begin Information given

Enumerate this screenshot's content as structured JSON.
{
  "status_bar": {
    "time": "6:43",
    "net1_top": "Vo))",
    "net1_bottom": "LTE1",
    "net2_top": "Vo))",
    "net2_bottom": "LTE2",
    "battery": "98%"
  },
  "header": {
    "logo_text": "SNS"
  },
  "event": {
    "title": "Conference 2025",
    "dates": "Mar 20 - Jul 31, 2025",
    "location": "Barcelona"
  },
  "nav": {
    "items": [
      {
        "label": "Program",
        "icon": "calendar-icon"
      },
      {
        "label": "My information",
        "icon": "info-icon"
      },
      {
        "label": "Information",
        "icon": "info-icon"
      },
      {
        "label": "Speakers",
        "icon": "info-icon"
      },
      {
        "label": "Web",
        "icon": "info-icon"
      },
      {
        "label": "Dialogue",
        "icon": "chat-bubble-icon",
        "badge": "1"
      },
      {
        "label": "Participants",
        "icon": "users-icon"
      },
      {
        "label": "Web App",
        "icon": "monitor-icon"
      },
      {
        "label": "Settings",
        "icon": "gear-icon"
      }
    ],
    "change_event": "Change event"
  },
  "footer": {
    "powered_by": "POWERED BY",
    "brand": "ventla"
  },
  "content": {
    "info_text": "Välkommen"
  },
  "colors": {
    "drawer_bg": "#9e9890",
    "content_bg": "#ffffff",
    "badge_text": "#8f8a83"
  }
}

end Information given

Reply with nothing but a number: how many lines of the entries above contain the string "label"?

• **Exercise response**
9